▼

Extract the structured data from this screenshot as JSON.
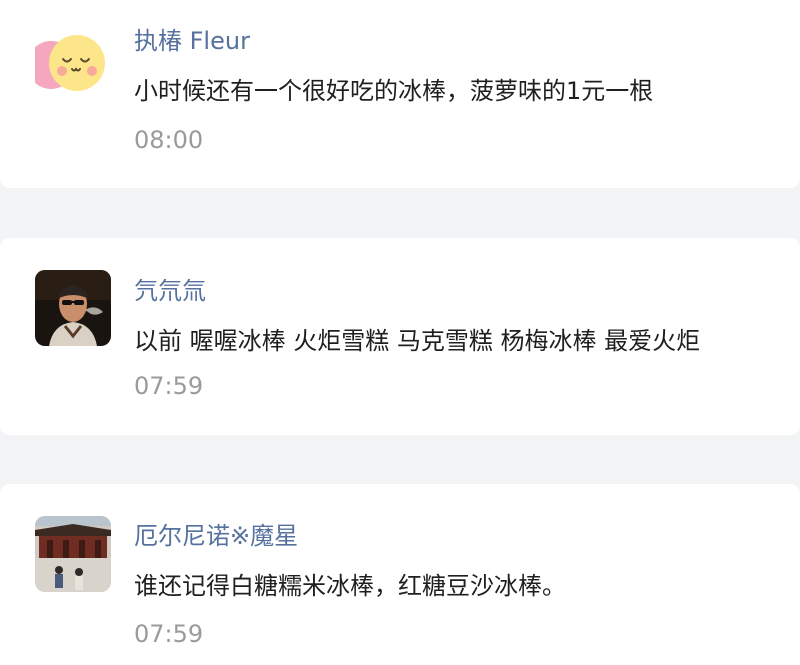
{
  "comments": [
    {
      "username": "执椿 Fleur",
      "text": "小时候还有一个很好吃的冰棒，菠萝味的1元一根",
      "time": "08:00",
      "avatar": "smiling-face-avatar"
    },
    {
      "username": "氕氘氚",
      "text": "以前 喔喔冰棒 火炬雪糕 马克雪糕 杨梅冰棒 最爱火炬",
      "time": "07:59",
      "avatar": "man-sunglasses-avatar"
    },
    {
      "username": "厄尔尼诺※魔星",
      "text": "谁还记得白糖糯米冰棒，红糖豆沙冰棒。",
      "time": "07:59",
      "avatar": "palace-photo-avatar"
    }
  ],
  "colors": {
    "username": "#56719e",
    "text": "#1f1f1f",
    "time": "#9a9a9a",
    "background": "#f3f4f6",
    "card": "#ffffff"
  }
}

▲

__TASK TO CARRY OUT__
Copy out all the data exactly; skip the pictures.

__RESPONSE__
Extract the structured data from this screenshot as JSON.
{
  "comments": [
    {
      "username": "执椿 Fleur",
      "text": "小时候还有一个很好吃的冰棒，菠萝味的1元一根",
      "time": "08:00",
      "avatar": "smiling-face-avatar"
    },
    {
      "username": "氕氘氚",
      "text": "以前 喔喔冰棒 火炬雪糕 马克雪糕 杨梅冰棒 最爱火炬",
      "time": "07:59",
      "avatar": "man-sunglasses-avatar"
    },
    {
      "username": "厄尔尼诺※魔星",
      "text": "谁还记得白糖糯米冰棒，红糖豆沙冰棒。",
      "time": "07:59",
      "avatar": "palace-photo-avatar"
    }
  ],
  "colors": {
    "username": "#56719e",
    "text": "#1f1f1f",
    "time": "#9a9a9a",
    "background": "#f3f4f6",
    "card": "#ffffff"
  }
}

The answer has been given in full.